* **TASK PROMPT**
Go through the entries below and write each one out exactly.

Stored records:
————

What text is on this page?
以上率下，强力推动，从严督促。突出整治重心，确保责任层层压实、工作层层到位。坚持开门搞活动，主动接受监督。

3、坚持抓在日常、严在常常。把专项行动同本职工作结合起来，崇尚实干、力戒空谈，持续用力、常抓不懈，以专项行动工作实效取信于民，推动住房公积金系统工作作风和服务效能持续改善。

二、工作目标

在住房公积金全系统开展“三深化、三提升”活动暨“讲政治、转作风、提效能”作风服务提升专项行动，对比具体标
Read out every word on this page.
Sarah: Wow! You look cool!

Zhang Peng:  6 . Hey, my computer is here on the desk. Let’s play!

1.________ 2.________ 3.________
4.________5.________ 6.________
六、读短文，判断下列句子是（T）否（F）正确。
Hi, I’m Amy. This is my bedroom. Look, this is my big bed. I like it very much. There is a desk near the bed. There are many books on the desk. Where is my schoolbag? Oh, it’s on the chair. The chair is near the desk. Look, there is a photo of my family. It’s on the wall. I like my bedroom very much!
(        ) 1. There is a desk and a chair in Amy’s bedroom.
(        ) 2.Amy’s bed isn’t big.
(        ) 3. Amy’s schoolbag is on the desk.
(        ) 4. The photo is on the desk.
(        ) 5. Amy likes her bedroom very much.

————

* **ANSWER TO THIS EXERCISE**
What text is on this page?
以上率下，强力推动，从严督促。突出整治重心，确保责任层层压实、工作层层到位。坚持开门搞活动，主动接受监督。

3、坚持抓在日常、严在常常。把专项行动同本职工作结合起来，崇尚实干、力戒空谈，持续用力、常抓不懈，以专项行动工作实效取信于民，推动住房公积金系统工作作风和服务效能持续改善。

二、工作目标

在住房公积金全系统开展“三深化、三提升”活动暨“讲政治、转作风、提效能”作风服务提升专项行动，对比具体标
Read out every word on this page.
Sarah: Wow! You look cool!

Zhang Peng:  6 . Hey, my computer is here on the desk. Let’s play!

1.________ 2.________ 3.________
4.________5.________ 6.________
六、读短文，判断下列句子是（T）否（F）正确。
Hi, I’m Amy. This is my bedroom. Look, this is my big bed. I like it very much. There is a desk near the bed. There are many books on the desk. Where is my schoolbag? Oh, it’s on the chair. The chair is near the desk. Look, there is a photo of my family. It’s on the wall. I like my bedroom very much!
(        ) 1. There is a desk and a chair in Amy’s bedroom.
(        ) 2.Amy’s bed isn’t big.
(        ) 3. Amy’s schoolbag is on the desk.
(        ) 4. The photo is on the desk.
(        ) 5. Amy likes her bedroom very much.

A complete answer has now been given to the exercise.